Dataset items
>> start

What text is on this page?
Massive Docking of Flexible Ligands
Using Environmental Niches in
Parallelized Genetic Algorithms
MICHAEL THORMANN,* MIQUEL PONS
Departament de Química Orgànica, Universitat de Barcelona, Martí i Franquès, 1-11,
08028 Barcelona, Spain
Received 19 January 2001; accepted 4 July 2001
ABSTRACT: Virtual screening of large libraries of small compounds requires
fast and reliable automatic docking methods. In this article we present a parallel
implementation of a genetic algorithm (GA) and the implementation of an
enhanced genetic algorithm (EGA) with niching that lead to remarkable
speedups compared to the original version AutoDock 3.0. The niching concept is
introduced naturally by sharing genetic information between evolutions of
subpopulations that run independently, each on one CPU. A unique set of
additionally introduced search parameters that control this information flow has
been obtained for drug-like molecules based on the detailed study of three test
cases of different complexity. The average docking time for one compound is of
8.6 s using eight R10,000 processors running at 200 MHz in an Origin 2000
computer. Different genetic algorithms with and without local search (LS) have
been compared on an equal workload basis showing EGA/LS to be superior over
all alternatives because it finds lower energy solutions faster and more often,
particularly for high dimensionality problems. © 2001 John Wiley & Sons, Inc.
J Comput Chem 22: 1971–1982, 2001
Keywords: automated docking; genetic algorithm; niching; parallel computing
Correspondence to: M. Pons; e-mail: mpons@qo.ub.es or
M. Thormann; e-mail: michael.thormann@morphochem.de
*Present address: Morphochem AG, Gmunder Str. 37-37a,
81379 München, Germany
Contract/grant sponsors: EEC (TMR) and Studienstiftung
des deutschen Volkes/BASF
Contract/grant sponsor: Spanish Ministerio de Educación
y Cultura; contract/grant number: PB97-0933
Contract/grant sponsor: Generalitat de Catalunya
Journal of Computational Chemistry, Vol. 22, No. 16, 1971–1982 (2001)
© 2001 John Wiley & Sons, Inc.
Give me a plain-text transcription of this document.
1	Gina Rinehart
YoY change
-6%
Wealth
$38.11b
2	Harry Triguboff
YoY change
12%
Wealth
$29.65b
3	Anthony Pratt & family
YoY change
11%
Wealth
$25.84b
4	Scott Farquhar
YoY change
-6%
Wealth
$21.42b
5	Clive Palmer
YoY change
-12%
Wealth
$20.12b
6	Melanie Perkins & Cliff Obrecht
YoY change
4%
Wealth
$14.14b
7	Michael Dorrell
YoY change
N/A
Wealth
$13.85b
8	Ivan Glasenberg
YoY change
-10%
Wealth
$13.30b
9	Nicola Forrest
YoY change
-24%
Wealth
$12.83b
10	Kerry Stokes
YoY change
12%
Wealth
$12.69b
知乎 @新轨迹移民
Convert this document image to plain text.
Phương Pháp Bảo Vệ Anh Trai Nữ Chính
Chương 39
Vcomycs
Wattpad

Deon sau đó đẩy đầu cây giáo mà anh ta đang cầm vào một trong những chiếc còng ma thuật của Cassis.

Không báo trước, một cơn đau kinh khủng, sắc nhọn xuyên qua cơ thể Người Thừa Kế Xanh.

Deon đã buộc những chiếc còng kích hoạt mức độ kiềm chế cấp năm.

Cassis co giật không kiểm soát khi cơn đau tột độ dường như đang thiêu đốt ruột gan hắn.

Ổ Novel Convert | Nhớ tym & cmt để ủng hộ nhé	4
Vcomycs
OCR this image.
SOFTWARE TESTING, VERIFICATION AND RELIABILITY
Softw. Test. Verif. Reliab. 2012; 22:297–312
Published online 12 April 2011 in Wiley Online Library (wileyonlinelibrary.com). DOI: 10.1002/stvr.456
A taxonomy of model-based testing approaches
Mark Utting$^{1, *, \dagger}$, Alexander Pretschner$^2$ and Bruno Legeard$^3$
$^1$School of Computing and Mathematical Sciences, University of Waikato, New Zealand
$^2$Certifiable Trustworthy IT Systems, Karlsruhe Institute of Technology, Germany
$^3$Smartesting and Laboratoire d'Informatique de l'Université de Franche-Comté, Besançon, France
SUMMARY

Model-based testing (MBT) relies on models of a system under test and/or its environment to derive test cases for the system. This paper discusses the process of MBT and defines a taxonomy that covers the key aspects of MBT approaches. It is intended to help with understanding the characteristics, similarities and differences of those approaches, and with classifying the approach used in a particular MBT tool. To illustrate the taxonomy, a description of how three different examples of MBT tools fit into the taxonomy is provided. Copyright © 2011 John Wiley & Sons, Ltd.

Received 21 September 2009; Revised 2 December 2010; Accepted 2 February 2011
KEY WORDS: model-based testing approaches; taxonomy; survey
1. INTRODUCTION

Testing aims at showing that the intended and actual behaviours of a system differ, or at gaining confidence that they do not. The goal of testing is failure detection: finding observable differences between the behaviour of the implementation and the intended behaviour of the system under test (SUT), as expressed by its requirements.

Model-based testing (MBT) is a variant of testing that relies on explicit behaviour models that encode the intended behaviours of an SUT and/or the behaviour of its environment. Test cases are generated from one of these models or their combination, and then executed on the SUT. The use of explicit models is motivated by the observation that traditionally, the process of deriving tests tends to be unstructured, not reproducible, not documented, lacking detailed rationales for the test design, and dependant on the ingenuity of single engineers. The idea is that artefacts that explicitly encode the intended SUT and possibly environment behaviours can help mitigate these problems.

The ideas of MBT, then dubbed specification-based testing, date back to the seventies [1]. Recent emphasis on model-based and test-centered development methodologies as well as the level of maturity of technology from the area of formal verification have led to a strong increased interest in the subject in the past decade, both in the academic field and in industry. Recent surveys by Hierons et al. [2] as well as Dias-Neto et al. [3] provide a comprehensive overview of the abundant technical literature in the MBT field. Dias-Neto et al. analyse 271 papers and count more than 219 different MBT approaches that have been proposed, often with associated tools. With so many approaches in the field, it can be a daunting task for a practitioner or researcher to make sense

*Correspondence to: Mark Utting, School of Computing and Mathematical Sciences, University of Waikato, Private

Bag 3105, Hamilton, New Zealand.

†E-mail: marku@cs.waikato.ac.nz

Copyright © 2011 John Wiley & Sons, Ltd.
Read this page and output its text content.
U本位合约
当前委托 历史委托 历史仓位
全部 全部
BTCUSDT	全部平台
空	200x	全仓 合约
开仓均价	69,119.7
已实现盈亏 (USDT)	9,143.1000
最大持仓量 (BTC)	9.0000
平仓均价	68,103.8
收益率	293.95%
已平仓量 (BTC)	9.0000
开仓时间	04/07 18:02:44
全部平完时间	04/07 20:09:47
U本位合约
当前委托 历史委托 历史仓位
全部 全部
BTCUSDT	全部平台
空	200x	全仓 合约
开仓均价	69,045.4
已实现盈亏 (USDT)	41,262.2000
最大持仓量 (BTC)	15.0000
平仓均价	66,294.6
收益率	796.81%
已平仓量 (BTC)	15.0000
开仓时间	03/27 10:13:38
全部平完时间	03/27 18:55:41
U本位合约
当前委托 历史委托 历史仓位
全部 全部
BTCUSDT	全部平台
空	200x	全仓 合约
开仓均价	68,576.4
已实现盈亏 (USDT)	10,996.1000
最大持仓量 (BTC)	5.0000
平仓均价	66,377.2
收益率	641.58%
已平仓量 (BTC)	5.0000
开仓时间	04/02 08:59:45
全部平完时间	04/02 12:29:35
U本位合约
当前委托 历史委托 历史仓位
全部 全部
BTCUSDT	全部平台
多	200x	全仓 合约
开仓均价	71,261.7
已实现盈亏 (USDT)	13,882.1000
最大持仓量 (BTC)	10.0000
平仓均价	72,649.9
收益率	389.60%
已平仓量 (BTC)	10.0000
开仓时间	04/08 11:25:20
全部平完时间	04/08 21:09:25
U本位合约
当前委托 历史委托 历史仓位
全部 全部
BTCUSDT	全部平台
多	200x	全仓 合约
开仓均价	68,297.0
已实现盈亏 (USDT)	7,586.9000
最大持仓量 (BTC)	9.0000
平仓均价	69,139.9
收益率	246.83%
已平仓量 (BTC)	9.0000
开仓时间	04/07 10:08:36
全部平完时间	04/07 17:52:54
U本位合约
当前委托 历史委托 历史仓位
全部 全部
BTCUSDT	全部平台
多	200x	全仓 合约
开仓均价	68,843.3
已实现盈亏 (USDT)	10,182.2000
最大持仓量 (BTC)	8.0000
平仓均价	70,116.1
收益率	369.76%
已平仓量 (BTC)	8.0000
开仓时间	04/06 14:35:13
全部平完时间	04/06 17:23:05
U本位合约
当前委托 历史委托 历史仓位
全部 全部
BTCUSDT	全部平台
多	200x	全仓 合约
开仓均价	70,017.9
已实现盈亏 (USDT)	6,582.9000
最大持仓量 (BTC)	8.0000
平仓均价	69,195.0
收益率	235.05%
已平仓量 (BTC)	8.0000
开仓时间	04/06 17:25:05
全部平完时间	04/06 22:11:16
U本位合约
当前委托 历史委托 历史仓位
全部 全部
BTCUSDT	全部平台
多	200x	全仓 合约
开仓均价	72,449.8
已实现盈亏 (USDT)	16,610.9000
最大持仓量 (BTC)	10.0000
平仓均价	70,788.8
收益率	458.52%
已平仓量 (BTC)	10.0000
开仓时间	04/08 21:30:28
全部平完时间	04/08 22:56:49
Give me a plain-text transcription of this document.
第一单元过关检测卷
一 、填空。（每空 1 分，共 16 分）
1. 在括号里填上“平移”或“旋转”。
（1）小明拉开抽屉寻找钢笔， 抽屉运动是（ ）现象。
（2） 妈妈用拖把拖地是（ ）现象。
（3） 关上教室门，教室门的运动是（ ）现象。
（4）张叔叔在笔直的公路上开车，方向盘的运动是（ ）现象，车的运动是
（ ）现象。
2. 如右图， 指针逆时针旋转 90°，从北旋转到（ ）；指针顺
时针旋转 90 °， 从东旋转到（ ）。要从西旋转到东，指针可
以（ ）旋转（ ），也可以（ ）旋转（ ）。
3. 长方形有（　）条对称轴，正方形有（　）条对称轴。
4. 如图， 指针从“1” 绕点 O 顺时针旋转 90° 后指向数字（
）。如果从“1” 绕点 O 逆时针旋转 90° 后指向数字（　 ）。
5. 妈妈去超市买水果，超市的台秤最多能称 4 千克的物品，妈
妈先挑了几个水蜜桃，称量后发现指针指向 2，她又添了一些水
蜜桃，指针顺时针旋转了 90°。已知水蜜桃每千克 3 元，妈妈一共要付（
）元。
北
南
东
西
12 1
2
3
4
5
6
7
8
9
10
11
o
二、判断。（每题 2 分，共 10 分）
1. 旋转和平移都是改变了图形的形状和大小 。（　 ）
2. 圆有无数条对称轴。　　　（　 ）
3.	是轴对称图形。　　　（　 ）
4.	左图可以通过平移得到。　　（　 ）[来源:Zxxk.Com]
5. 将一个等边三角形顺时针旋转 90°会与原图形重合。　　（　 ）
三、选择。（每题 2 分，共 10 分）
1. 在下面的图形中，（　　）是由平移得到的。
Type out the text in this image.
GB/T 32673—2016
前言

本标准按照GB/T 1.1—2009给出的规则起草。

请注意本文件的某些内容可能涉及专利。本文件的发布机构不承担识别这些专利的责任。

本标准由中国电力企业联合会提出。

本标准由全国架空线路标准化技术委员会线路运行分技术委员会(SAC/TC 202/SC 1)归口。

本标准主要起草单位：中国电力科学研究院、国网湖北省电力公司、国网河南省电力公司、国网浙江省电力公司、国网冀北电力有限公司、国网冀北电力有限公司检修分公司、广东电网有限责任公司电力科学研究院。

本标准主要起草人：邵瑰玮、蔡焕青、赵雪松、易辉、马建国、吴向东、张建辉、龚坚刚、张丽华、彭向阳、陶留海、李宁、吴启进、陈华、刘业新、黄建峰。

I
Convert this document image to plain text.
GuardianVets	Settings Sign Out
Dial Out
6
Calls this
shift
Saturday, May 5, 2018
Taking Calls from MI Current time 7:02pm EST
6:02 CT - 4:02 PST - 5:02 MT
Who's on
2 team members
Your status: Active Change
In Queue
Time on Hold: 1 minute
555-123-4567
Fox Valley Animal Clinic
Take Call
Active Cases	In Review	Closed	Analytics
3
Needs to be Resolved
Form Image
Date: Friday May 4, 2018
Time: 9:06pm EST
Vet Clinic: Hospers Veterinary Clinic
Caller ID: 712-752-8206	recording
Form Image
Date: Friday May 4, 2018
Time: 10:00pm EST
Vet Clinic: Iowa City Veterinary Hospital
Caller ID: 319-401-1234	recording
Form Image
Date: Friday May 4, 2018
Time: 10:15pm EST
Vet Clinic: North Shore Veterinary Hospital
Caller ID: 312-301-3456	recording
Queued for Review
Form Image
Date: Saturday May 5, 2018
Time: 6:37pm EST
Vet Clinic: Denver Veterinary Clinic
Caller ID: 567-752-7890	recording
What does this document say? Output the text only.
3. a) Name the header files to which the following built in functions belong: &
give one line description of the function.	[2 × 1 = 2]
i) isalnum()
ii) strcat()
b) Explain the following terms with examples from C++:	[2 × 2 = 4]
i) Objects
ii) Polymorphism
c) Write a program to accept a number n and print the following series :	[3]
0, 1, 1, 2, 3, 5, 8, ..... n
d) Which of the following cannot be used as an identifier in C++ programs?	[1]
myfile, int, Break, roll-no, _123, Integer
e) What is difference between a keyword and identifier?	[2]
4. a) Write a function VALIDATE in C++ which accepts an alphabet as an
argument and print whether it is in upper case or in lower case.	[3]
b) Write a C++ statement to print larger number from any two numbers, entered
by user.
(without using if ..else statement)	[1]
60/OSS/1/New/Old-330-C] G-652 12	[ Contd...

>> end

> _Directions_
From the entries above, copy every line containing the word "chiếc".

> _Result of the exercise_
Deon sau đó đẩy đầu cây giáo mà anh ta đang cầm vào một trong những chiếc còng ma thuật của Cassis.
Deon đã buộc những chiếc còng kích hoạt mức độ kiềm chế cấp năm.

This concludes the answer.